::: INFORMATION PROVIDED :::

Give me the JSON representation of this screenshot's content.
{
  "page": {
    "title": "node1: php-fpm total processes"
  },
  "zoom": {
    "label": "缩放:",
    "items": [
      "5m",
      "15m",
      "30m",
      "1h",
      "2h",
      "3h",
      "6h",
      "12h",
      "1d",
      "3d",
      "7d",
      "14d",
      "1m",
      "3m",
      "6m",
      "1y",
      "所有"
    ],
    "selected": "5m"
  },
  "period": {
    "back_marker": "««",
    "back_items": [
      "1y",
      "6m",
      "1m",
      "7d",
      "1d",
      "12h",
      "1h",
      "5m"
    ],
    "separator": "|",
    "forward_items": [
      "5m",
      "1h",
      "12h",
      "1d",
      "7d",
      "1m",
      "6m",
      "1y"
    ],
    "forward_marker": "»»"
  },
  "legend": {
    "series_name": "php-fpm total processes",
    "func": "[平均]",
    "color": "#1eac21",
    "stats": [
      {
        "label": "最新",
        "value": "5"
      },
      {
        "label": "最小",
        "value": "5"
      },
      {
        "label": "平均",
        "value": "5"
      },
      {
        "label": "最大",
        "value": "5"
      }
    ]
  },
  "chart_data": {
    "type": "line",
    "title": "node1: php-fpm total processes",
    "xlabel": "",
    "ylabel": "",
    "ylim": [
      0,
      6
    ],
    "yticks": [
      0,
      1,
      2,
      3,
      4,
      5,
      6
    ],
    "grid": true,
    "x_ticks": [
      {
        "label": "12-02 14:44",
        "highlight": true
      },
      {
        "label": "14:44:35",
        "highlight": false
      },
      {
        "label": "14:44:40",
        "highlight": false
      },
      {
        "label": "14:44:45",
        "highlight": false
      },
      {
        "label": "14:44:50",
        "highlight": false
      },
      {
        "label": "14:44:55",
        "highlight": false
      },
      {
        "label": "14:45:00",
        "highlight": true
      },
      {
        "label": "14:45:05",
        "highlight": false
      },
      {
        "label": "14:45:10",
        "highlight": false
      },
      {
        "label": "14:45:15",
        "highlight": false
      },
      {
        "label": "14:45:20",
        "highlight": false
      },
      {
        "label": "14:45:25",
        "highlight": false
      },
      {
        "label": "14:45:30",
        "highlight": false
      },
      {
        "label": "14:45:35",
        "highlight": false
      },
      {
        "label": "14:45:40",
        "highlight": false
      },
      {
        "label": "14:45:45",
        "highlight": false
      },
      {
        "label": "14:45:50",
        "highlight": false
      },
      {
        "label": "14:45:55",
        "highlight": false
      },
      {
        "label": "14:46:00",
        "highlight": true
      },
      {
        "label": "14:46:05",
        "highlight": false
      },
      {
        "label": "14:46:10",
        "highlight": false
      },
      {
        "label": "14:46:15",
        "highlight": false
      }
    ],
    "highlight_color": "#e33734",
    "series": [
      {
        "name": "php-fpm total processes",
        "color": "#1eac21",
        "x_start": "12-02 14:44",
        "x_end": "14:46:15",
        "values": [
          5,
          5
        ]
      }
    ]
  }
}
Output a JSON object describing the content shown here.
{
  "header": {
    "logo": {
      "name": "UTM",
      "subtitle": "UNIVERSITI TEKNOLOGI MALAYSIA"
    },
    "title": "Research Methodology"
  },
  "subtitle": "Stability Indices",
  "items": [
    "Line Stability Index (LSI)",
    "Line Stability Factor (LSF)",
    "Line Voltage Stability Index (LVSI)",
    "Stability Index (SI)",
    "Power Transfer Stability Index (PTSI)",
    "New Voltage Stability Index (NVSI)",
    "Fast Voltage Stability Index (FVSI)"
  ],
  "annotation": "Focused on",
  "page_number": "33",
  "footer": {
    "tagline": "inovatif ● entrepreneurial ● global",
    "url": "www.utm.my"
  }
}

:::

> [TASK TO COMPLETE]:
From the records above, please extract every line and repeat it exactly.

> [WRITTEN REPLY]:
Give me the JSON representation of this screenshot's content.
{
  "page": {
    "title": "node1: php-fpm total processes"
  },
  "zoom": {
    "label": "缩放:",
    "items": [
      "5m",
      "15m",
      "30m",
      "1h",
      "2h",
      "3h",
      "6h",
      "12h",
      "1d",
      "3d",
      "7d",
      "14d",
      "1m",
      "3m",
      "6m",
      "1y",
      "所有"
    ],
    "selected": "5m"
  },
  "period": {
    "back_marker": "««",
    "back_items": [
      "1y",
      "6m",
      "1m",
      "7d",
      "1d",
      "12h",
      "1h",
      "5m"
    ],
    "separator": "|",
    "forward_items": [
      "5m",
      "1h",
      "12h",
      "1d",
      "7d",
      "1m",
      "6m",
      "1y"
    ],
    "forward_marker": "»»"
  },
  "legend": {
    "series_name": "php-fpm total processes",
    "func": "[平均]",
    "color": "#1eac21",
    "stats": [
      {
        "label": "最新",
        "value": "5"
      },
      {
        "label": "最小",
        "value": "5"
      },
      {
        "label": "平均",
        "value": "5"
      },
      {
        "label": "最大",
        "value": "5"
      }
    ]
  },
  "chart_data": {
    "type": "line",
    "title": "node1: php-fpm total processes",
    "xlabel": "",
    "ylabel": "",
    "ylim": [
      0,
      6
    ],
    "yticks": [
      0,
      1,
      2,
      3,
      4,
      5,
      6
    ],
    "grid": true,
    "x_ticks": [
      {
        "label": "12-02 14:44",
        "highlight": true
      },
      {
        "label": "14:44:35",
        "highlight": false
      },
      {
        "label": "14:44:40",
        "highlight": false
      },
      {
        "label": "14:44:45",
        "highlight": false
      },
      {
        "label": "14:44:50",
        "highlight": false
      },
      {
        "label": "14:44:55",
        "highlight": false
      },
      {
        "label": "14:45:00",
        "highlight": true
      },
      {
        "label": "14:45:05",
        "highlight": false
      },
      {
        "label": "14:45:10",
        "highlight": false
      },
      {
        "label": "14:45:15",
        "highlight": false
      },
      {
        "label": "14:45:20",
        "highlight": false
      },
      {
        "label": "14:45:25",
        "highlight": false
      },
      {
        "label": "14:45:30",
        "highlight": false
      },
      {
        "label": "14:45:35",
        "highlight": false
      },
      {
        "label": "14:45:40",
        "highlight": false
      },
      {
        "label": "14:45:45",
        "highlight": false
      },
      {
        "label": "14:45:50",
        "highlight": false
      },
      {
        "label": "14:45:55",
        "highlight": false
      },
      {
        "label": "14:46:00",
        "highlight": true
      },
      {
        "label": "14:46:05",
        "highlight": false
      },
      {
        "label": "14:46:10",
        "highlight": false
      },
      {
        "label": "14:46:15",
        "highlight": false
      }
    ],
    "highlight_color": "#e33734",
    "series": [
      {
        "name": "php-fpm total processes",
        "color": "#1eac21",
        "x_start": "12-02 14:44",
        "x_end": "14:46:15",
        "values": [
          5,
          5
        ]
      }
    ]
  }
}
Output a JSON object describing the content shown here.
{
  "header": {
    "logo": {
      "name": "UTM",
      "subtitle": "UNIVERSITI TEKNOLOGI MALAYSIA"
    },
    "title": "Research Methodology"
  },
  "subtitle": "Stability Indices",
  "items": [
    "Line Stability Index (LSI)",
    "Line Stability Factor (LSF)",
    "Line Voltage Stability Index (LVSI)",
    "Stability Index (SI)",
    "Power Transfer Stability Index (PTSI)",
    "New Voltage Stability Index (NVSI)",
    "Fast Voltage Stability Index (FVSI)"
  ],
  "annotation": "Focused on",
  "page_number": "33",
  "footer": {
    "tagline": "inovatif ● entrepreneurial ● global",
    "url": "www.utm.my"
  }
}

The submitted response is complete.